● Provided information
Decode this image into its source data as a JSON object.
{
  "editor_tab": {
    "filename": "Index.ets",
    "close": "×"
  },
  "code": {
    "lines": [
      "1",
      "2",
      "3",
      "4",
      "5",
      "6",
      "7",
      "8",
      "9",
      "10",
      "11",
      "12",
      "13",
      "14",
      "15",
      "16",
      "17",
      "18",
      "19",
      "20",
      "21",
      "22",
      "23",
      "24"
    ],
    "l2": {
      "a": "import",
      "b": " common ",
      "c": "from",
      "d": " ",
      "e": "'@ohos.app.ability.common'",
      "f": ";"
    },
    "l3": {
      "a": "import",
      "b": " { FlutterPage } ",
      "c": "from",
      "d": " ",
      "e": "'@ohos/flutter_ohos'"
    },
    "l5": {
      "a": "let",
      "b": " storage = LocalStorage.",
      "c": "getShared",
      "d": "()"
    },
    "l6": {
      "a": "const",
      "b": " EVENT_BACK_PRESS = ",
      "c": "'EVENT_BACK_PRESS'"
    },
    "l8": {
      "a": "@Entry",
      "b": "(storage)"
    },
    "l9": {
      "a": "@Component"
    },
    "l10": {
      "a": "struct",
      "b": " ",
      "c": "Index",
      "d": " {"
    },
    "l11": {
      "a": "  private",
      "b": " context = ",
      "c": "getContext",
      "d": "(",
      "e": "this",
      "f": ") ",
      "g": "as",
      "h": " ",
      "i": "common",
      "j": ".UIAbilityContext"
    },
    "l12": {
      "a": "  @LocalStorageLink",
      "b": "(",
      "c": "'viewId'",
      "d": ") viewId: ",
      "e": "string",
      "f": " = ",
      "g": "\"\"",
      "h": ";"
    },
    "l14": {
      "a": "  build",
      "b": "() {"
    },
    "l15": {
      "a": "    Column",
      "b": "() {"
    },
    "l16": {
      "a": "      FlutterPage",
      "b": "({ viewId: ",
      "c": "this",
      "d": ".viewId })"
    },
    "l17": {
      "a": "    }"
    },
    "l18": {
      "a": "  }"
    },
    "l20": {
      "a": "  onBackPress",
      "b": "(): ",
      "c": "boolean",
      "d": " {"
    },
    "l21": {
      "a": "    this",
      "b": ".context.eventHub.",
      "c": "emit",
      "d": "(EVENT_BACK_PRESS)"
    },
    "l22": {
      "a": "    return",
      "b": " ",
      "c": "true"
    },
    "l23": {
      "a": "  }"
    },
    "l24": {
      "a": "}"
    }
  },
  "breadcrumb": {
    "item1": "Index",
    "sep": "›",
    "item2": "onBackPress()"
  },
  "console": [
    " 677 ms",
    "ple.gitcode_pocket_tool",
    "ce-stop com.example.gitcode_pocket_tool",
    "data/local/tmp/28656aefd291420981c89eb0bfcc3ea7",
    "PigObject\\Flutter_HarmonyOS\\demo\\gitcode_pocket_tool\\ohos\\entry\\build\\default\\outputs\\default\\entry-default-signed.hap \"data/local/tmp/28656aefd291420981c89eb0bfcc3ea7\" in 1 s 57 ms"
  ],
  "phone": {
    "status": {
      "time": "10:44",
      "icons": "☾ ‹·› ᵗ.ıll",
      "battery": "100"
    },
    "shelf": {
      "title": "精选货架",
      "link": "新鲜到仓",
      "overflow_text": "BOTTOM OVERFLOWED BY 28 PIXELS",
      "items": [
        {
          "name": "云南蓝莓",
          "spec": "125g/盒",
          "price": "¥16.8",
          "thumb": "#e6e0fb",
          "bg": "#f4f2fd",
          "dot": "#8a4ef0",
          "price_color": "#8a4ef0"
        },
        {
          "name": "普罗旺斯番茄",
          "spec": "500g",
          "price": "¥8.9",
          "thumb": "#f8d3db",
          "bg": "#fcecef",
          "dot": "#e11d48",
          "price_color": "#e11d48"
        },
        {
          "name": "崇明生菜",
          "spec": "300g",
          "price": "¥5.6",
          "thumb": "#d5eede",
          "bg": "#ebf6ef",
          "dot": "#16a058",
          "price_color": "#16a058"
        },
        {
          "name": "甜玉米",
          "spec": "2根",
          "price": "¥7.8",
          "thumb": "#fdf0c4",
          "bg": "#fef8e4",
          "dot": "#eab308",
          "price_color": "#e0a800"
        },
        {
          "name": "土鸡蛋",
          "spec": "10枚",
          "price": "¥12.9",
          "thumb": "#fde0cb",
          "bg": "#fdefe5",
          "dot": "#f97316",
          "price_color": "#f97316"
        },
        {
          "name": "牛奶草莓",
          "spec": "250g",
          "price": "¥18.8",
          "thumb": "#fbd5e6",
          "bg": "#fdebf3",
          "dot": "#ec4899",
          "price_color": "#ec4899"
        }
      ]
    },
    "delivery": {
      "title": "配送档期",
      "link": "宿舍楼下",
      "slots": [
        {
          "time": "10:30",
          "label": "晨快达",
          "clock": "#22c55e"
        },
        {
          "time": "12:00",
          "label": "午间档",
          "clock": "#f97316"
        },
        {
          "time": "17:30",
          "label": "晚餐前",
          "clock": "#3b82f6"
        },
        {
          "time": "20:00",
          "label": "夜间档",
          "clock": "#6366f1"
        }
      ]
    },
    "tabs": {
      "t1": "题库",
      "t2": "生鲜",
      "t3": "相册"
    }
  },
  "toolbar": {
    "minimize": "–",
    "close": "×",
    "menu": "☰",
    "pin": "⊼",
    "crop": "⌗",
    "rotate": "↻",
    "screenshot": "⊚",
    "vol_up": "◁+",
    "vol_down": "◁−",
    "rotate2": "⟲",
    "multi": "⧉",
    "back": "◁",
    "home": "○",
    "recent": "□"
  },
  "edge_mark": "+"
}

● Task directions
All lines above containing the string "clock" are to be collected.

● Result of this task
          "clock": "#22c55e"
          "clock": "#f97316"
          "clock": "#3b82f6"
          "clock": "#6366f1"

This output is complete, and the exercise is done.